TASK DETAILS - Look through the material below and give the number of lines holding "name", with no other words.

======== INPUT RECORDS ========

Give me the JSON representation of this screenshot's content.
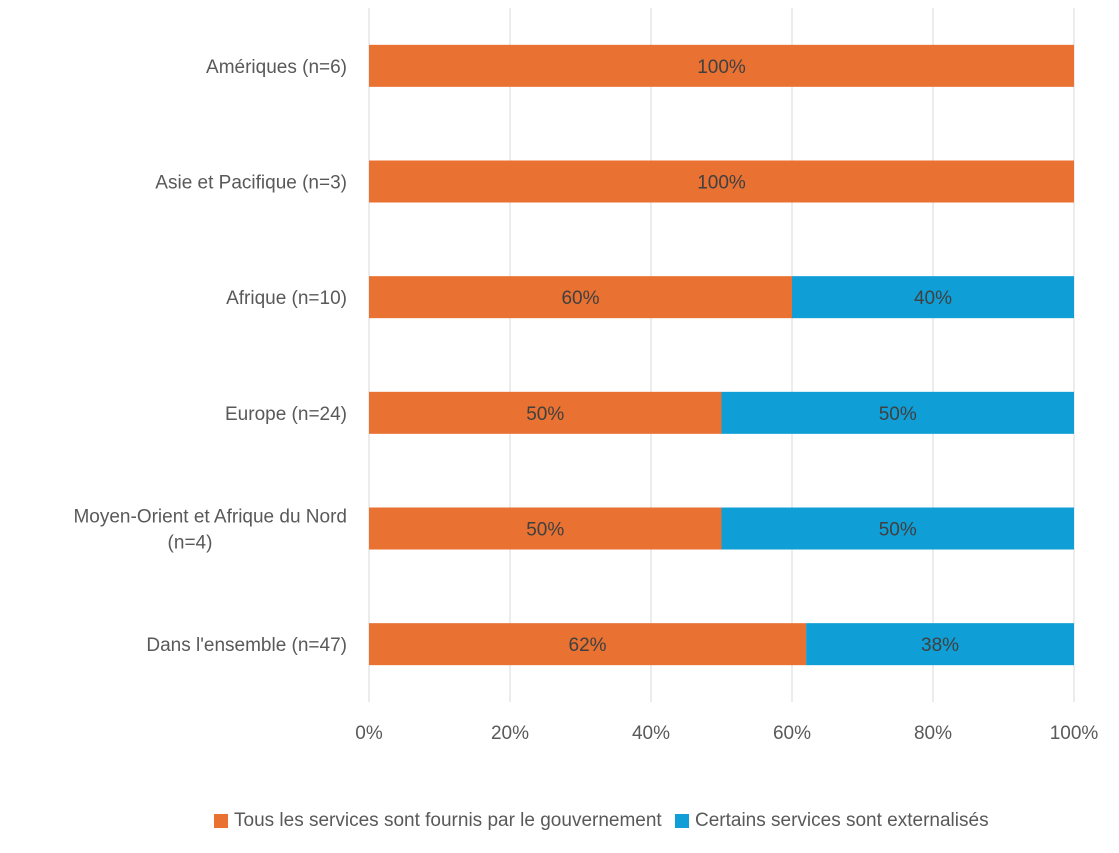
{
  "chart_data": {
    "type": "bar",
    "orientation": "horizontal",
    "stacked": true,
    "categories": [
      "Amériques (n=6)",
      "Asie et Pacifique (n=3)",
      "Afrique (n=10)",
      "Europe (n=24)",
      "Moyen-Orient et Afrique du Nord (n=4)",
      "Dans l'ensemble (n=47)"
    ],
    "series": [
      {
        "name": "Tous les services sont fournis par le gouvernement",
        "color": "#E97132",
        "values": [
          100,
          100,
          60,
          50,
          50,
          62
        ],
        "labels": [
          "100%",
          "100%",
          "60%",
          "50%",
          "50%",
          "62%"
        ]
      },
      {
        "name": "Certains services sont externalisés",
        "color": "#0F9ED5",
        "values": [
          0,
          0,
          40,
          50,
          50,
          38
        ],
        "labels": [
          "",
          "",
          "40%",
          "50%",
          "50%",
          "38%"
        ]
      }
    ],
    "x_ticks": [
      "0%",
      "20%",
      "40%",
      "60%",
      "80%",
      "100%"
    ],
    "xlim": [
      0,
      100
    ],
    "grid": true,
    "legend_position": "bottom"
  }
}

========

TASK OUTPUT - 2